• GIVEN PROBLEM
Write each record again exactly as it stands.

• DATA FOR THE TASK
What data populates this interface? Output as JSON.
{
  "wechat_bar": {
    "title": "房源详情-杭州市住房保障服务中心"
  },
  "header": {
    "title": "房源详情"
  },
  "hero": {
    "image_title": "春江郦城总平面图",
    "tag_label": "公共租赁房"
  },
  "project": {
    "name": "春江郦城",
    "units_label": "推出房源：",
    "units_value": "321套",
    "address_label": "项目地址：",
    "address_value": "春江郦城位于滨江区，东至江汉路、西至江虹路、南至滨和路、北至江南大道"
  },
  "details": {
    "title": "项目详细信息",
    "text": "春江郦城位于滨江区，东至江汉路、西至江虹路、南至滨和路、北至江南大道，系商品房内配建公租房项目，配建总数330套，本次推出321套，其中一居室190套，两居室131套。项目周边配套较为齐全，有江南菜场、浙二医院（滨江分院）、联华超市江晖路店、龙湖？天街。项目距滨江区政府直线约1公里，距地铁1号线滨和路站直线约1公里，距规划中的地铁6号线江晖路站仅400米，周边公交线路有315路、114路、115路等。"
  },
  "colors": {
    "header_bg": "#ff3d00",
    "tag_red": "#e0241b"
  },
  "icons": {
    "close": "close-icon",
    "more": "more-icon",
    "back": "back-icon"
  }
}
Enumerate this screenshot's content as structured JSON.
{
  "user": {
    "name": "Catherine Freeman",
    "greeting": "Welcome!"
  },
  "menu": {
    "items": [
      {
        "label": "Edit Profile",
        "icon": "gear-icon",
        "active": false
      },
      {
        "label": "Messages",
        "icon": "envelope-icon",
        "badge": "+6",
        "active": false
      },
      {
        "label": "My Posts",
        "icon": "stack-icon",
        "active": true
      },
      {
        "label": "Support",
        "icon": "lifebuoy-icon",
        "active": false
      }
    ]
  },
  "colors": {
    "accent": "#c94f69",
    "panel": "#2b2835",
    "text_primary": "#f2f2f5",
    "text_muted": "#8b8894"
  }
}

• COMPLETE ANSWER
What data populates this interface? Output as JSON.
{
  "wechat_bar": {
    "title": "房源详情-杭州市住房保障服务中心"
  },
  "header": {
    "title": "房源详情"
  },
  "hero": {
    "image_title": "春江郦城总平面图",
    "tag_label": "公共租赁房"
  },
  "project": {
    "name": "春江郦城",
    "units_label": "推出房源：",
    "units_value": "321套",
    "address_label": "项目地址：",
    "address_value": "春江郦城位于滨江区，东至江汉路、西至江虹路、南至滨和路、北至江南大道"
  },
  "details": {
    "title": "项目详细信息",
    "text": "春江郦城位于滨江区，东至江汉路、西至江虹路、南至滨和路、北至江南大道，系商品房内配建公租房项目，配建总数330套，本次推出321套，其中一居室190套，两居室131套。项目周边配套较为齐全，有江南菜场、浙二医院（滨江分院）、联华超市江晖路店、龙湖？天街。项目距滨江区政府直线约1公里，距地铁1号线滨和路站直线约1公里，距规划中的地铁6号线江晖路站仅400米，周边公交线路有315路、114路、115路等。"
  },
  "colors": {
    "header_bg": "#ff3d00",
    "tag_red": "#e0241b"
  },
  "icons": {
    "close": "close-icon",
    "more": "more-icon",
    "back": "back-icon"
  }
}
Enumerate this screenshot's content as structured JSON.
{
  "user": {
    "name": "Catherine Freeman",
    "greeting": "Welcome!"
  },
  "menu": {
    "items": [
      {
        "label": "Edit Profile",
        "icon": "gear-icon",
        "active": false
      },
      {
        "label": "Messages",
        "icon": "envelope-icon",
        "badge": "+6",
        "active": false
      },
      {
        "label": "My Posts",
        "icon": "stack-icon",
        "active": true
      },
      {
        "label": "Support",
        "icon": "lifebuoy-icon",
        "active": false
      }
    ]
  },
  "colors": {
    "accent": "#c94f69",
    "panel": "#2b2835",
    "text_primary": "#f2f2f5",
    "text_muted": "#8b8894"
  }
}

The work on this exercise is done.